Documento:
Sua oposição ao racionalismo, ao cientificismo e ao tecnicismo criador de um mundo artificial e mecânico, leva o milenarismo a procurar a felicidade paradisíaca numa volta mística à natureza.

Daí o sonho do bom selvagem, das ilhas paradisíacas, das terras em que mana o leite e o mel.

Muitas vezes este sonho que idealiza a natureza vem unido a um desejo de retornar às origens, ao paraíso perdido.

Exemplos dessa atitude naturalista paradisíaca se acham nos poetas gregos antigos (Ilha de Calipso, na Odisséia; Ilha dos Bem-aventurados, Panchaia), em alguns pintores do Renascimento, nos românticos, especialmente em Rousseau, no movimentos hippie e na atual corrente ecologista.

Essa volta à natureza é que exigia o nudismo ritual nas seitas adamitas e nos Irmãos do Livre Espírito (Cfr. N. Cohn - op. cit., pg. 184).

5. Escatologismo - A corrente "mística" das utopias considera que a salvação se fará pelo estabelecimento do Reino de Deus na Terra. Tal evento se daria no fim dos tempo, quando o Messias viria à Terra para abolir a Lei e fundar o reino do Amor.

A História seria uma longa preparação espiritual para a Parúsia cristã ou para o advento do Messias judaico, ou do Mahdi islamita. De qualquer forma, o reino de Deus estaria no futuro e para lá marcharia a humanidade nos caminhos da História.

Todos os milenarismos antigos, que falavam de um reino milenar dos espíritos dos planetas, o milenarismo gnóstico-cristão dos primeiros séculos, o milenarismo sabático do Sefer Temuna que já citamos, os milenarismos do fim da Idade Média e do tempo do Protestantismo, a época dos "Lírios" esperada pelos discípulos de Boehme, se enquadram nessa visão escatológica.

6. Anarquia e antinomismo - Se a grande preocupação da utopia naturalista é realizar a igualdade, a ponto de, para alcançá-la, sacrificar a liberdade, o interesse mor dos milenaristas está na liberdade, não hesitando, para obtê-la, em sacrificar, na prática, a igualdade. A anarquia, porém, de certa forma, daria não só a completa liberdade, mas também a completa igualdade, pois ninguém mandaria.

O desejo de livrar o homem de toda submissão produziria afinal a anarquia e o antinomismo. Abolir-se-ia o estado e a lei. Alcançando-se a divinização através do êxtase, tudo ficaria permitido, desde o adultério até o roubo, a rapina e o assassinato. Mais ainda, o pecado seria o veículo da salvação. É a teoria da santidade do pecado expressa na cabala, na seita dos Irmãos do Livre Espírito, ou na doutrina dos Carpocráticos (Cfr. Norman Cohn - op. cit., pg. 181-183/ Hans Leisegang, La Gnose, Payot, Paris, 19 / Gershom Scholem - A mística judaica, Perspectiva, São Paulo, 1972, pp. 317-319-320).

É interessante lembrar que o movimento hippie da Sorbonne, em 1968, tinha um lema antinomista que já citamos duas vezes - mas que nunca é demais lembrar, pois que dá atualidade à questão - "É proibido proibir".

Instrução 1: Segundo o texto sobre o milenarismo, onde se acham exemplos da atitude naturalista paradisíaca? Liste todos.
Instrução 2: Prolongue o texto sobre o milenarismo a partir do ponto em que ele termina.

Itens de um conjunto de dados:
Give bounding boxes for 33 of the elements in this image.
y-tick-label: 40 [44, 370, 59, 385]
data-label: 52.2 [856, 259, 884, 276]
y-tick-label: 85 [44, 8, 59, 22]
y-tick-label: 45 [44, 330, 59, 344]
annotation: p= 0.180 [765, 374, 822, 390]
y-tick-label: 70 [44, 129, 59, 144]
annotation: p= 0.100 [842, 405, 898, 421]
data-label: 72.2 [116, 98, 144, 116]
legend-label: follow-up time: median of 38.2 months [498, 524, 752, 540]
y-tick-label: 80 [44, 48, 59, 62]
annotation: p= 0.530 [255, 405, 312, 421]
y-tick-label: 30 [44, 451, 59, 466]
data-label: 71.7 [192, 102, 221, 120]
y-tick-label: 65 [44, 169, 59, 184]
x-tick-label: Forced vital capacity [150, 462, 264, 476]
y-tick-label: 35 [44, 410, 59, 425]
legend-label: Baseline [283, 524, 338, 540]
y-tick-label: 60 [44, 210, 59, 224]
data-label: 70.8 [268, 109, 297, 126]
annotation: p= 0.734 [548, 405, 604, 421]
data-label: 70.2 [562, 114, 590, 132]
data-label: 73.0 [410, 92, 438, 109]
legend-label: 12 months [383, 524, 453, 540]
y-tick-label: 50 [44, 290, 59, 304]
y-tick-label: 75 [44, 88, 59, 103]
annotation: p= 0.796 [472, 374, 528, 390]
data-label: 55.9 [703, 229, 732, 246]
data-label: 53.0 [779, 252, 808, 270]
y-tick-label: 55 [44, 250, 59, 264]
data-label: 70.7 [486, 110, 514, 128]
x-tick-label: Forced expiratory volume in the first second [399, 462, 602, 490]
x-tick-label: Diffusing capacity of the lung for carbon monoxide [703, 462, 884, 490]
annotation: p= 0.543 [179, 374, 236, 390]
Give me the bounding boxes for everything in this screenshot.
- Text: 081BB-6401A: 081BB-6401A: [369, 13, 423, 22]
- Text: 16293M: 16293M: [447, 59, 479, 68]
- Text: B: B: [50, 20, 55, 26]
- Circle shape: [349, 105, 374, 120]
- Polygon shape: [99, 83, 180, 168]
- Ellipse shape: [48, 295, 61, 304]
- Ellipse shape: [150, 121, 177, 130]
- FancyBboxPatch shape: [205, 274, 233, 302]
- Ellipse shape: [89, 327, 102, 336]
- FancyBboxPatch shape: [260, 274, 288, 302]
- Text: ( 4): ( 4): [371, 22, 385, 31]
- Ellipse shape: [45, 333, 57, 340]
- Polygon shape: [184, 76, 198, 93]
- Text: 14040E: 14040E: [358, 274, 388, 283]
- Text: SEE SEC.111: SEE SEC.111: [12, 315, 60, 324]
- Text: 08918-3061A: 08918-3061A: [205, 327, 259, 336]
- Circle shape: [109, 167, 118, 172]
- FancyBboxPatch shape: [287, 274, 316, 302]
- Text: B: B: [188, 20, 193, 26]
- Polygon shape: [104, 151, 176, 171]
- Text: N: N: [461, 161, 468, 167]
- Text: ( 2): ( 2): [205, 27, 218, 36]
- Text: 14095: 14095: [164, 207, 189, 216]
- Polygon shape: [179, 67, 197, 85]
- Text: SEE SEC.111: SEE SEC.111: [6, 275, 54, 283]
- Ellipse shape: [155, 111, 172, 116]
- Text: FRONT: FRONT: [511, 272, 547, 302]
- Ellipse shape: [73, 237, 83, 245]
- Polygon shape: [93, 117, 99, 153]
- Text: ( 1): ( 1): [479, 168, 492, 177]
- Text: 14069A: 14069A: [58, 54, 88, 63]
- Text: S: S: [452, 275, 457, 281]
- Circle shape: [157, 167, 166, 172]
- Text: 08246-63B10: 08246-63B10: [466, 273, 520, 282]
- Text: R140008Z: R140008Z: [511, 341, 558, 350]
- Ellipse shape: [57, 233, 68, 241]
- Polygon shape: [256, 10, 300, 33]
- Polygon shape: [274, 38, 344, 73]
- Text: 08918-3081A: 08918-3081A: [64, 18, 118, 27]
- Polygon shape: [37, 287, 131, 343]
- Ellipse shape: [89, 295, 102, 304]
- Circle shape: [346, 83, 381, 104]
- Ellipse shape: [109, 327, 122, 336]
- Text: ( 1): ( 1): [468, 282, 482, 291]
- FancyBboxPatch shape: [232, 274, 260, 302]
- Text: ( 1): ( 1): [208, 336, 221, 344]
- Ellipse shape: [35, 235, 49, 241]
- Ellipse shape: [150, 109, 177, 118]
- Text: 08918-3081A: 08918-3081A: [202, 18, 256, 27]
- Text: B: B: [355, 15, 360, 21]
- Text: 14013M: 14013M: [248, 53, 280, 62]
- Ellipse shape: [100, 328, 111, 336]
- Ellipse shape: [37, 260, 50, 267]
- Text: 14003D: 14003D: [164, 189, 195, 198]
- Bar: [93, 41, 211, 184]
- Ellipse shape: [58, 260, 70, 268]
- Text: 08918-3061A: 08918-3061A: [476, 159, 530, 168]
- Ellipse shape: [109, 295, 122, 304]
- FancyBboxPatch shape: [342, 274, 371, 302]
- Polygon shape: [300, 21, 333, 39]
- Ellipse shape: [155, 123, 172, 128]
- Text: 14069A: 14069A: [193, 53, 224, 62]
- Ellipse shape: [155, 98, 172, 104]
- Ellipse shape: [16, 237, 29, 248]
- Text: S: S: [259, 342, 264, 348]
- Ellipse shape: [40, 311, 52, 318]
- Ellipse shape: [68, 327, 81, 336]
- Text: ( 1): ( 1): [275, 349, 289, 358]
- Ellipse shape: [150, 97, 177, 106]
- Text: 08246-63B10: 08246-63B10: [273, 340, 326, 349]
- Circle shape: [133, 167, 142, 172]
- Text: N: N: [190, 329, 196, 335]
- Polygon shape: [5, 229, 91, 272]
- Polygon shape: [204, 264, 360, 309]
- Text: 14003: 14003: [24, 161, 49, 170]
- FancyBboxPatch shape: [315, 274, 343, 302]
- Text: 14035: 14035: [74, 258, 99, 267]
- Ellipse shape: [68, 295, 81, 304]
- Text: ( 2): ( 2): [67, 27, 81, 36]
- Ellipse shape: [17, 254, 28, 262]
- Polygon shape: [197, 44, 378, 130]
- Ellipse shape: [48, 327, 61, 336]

Resposta da tarefa 1:
- Nos poetas gregos antigos (Ilha de Calipso, na Odisséia; Ilha dos Bem-aventurados, Panchaia)
- Em alguns pintores do Renascimento
- Nos românticos, especialmente em Rousseau
- No movimento hippie
- Na atual corrente ecologista

Resposta da tarefa 2:
O hippismo se jacta de ser libertário e anárquico. Todavia, se se examinar mais a fundo a questão, ver-se-á que, paradoxalmente, os hippies têm código de leis implícito (ou secreto?). Entre eles cada um faz o que quer, como na abadia de Thelème. Porém, é inconcebível um hippie de paletó e gravata e cabelos curtos. Os hippies tem pois uma "regra secreta" que exige deles o "blue-jeans", os cabelos longos e desgrenhados, a falta de banho, o uso de certas gírias, o consumo de drogas, etc. E ái do hippie que desobedecer a essa regra... Certamente será excomungado pelo seu grupo.

7. Sistema de castas - Assim como a gnose costumava dividir os homens em hílicos, psíquicos e pneumáticos, assim também nas seitas milenaristas é comum a divisão em grupos que são verdadeiras castas. Por exemplo, os Irmãos do Livre Espírito dividiam-se em "frustros", "extáticos" e "subtis" (Cfr. Norman Cohn - op. cit., pg. 185).

Essa classificação gnóstica é uma caricatura de hierarquia porque ela tende a gerar, na sociedade, um sistema de castas, com desigualdades excessivas e intransponíveis no decorrer da vida, já que normalmente só pelas reencarnações seria possível mudar de grupo. Entretanto, como no fim do processo de "salvação de Deus", todas as partículas divinas, ora esparsas pela criação, retornarão a Deus, tudo se igualará na definitiva imersão nele. As castas são pois o oposto dialético do igualitarismo, isto é, são o contrário-igual do igualitarismo.

8. Individualismo - Enquanto a utopia naturalista concentra todo poder no Estado, a utopia milenarista é individualista. O eu profundo de cada um é uma partícula divina e é dever do homem desenvolver sua vida pneumática. Os meios de ação gnóstica são individuais. A contemplação do eu interior leva, inicialmente, o milenarista a se desinteressar da salvação alheia, até que o pretenso advento messiânico una todos os individualistas numa força coletiva, mas anárquica. Dá-se então a explosão do milênio, como, por exemplo, com a revolução de João de Leyde no século XVI (Cfr. Norman Cohn - op. cit., pg. 261 e ss.).

9. Anti-estatismo - O advento do milênio pretende estabelecer a Teocracia direta. Porém, como todos são deus, a Teocracia milenarista é anárquica. Os "reinos" milenaristas, que tentaram se realizar na História, revelam uma grande despreocupação com a ordem estatal, uma completa negligência quanto a questões administrativas, uma anarquia legal e penal. Os "reinos" milenaristas, em sua curta duração, mostraram preocupar-se apenas com o banquete orgiástico e com a eliminação física dos "pecadores", dos que não pertencem ao número dos eleitos.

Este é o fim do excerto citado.